╭─ DATASET ROWS

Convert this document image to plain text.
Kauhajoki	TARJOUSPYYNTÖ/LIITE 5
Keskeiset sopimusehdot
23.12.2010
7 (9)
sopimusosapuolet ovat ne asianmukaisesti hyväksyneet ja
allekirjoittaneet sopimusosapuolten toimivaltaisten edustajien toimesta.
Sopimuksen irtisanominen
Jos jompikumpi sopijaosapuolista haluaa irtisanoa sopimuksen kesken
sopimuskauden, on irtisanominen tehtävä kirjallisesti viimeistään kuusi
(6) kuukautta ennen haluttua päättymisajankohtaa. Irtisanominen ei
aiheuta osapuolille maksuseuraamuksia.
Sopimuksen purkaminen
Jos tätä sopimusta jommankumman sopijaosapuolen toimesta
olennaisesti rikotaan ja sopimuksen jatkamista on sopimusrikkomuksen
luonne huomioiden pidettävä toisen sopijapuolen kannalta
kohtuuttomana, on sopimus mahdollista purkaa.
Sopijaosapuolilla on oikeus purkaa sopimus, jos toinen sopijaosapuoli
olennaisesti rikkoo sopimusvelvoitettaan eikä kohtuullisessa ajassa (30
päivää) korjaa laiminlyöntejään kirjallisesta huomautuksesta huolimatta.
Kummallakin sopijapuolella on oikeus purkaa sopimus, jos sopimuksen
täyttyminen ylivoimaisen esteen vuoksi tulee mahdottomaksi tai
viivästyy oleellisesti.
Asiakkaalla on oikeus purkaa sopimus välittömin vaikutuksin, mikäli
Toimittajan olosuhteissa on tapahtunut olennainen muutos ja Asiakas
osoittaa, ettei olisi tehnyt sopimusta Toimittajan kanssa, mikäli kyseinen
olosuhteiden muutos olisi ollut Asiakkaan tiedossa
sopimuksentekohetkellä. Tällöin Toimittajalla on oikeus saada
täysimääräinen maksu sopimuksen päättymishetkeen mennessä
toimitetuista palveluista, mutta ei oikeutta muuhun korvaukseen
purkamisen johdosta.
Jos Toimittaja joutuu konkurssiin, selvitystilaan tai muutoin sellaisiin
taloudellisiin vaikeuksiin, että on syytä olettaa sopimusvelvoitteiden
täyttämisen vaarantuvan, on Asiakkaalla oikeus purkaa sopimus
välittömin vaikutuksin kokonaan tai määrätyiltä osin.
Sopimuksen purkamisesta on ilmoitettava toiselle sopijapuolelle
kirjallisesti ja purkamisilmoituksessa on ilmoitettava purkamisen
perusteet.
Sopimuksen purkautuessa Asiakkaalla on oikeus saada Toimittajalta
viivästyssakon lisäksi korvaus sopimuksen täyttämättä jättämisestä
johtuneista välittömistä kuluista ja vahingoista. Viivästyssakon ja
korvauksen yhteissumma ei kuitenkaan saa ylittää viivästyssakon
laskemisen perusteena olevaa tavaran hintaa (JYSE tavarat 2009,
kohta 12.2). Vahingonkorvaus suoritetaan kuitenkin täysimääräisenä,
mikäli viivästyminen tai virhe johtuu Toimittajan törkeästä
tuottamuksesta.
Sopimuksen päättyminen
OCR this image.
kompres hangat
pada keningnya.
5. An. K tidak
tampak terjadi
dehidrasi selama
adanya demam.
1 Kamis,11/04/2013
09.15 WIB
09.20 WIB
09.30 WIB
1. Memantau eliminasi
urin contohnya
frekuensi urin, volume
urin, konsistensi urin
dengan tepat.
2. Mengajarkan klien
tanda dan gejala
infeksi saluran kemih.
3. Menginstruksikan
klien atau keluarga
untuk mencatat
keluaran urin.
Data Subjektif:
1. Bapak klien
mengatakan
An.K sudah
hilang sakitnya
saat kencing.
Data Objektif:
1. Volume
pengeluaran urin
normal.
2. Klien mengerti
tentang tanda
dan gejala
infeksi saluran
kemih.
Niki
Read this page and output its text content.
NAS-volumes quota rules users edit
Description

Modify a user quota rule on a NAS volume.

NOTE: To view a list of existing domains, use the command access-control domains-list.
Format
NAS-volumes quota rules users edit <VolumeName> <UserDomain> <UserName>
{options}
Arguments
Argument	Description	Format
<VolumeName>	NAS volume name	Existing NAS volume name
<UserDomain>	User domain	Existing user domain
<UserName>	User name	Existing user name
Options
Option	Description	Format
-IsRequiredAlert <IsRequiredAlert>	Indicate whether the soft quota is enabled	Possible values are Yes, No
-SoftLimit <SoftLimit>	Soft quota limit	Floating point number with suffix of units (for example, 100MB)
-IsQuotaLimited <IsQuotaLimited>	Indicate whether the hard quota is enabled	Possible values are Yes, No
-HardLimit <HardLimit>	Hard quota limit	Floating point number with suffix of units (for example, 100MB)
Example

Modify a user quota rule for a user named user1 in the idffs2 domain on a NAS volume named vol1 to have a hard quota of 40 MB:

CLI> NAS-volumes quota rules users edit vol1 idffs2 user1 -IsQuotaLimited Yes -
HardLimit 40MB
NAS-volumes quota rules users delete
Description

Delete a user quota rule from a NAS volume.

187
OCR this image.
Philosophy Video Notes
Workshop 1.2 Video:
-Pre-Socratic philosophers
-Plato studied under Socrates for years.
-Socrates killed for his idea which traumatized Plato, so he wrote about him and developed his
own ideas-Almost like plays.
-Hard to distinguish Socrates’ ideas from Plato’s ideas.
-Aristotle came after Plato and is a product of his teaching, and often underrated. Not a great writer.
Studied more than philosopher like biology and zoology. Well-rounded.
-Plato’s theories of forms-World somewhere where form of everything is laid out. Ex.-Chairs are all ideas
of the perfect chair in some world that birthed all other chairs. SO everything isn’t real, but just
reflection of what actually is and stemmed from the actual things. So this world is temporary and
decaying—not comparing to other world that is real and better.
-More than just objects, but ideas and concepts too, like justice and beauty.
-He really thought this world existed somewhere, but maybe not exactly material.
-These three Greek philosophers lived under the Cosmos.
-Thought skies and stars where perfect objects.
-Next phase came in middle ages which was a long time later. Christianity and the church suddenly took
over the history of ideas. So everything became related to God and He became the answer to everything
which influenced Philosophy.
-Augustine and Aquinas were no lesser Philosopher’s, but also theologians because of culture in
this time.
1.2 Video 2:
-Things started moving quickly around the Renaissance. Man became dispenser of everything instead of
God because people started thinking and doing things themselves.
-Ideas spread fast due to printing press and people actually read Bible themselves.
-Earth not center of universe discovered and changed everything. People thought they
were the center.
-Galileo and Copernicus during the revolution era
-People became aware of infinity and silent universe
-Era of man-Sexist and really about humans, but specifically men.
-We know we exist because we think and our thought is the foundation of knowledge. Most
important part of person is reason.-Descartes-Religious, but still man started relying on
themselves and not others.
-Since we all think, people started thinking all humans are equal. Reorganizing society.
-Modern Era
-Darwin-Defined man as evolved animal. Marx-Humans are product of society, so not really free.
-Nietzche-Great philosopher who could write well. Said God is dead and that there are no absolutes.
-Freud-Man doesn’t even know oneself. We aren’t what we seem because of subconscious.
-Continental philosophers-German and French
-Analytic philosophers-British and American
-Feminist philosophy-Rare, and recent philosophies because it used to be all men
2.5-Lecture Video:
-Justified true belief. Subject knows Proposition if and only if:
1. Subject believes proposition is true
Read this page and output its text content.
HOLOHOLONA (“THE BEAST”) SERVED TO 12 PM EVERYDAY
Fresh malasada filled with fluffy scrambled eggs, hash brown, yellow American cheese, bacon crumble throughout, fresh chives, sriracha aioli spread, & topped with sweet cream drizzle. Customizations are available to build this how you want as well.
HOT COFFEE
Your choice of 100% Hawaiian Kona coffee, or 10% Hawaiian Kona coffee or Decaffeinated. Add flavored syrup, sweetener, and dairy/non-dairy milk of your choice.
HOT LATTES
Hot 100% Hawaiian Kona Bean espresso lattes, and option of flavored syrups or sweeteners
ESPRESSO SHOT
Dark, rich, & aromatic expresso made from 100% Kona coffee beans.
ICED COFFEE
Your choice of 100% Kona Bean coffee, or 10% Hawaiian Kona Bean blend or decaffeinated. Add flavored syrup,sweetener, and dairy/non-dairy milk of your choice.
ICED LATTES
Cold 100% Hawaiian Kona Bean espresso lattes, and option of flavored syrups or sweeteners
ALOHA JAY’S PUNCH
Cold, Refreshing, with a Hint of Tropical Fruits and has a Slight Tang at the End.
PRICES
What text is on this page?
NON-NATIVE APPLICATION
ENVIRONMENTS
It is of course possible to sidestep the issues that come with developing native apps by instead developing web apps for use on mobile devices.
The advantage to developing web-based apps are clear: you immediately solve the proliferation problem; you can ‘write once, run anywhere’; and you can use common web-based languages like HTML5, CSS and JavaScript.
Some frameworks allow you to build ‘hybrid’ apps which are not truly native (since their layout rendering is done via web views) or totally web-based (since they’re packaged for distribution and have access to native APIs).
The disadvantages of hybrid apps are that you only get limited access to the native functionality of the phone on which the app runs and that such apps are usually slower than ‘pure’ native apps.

╰─

### JOB
Find each line that has the word "developing", then copy it out.

### EXERCISE SOLUTION
It is of course possible to sidestep the issues that come with developing native apps by instead developing web apps for use on mobile devices.
The advantage to developing web-based apps are clear: you immediately solve the proliferation problem; you can ‘write once, run anywhere’; and you can use common web-based languages like HTML5, CSS and JavaScript.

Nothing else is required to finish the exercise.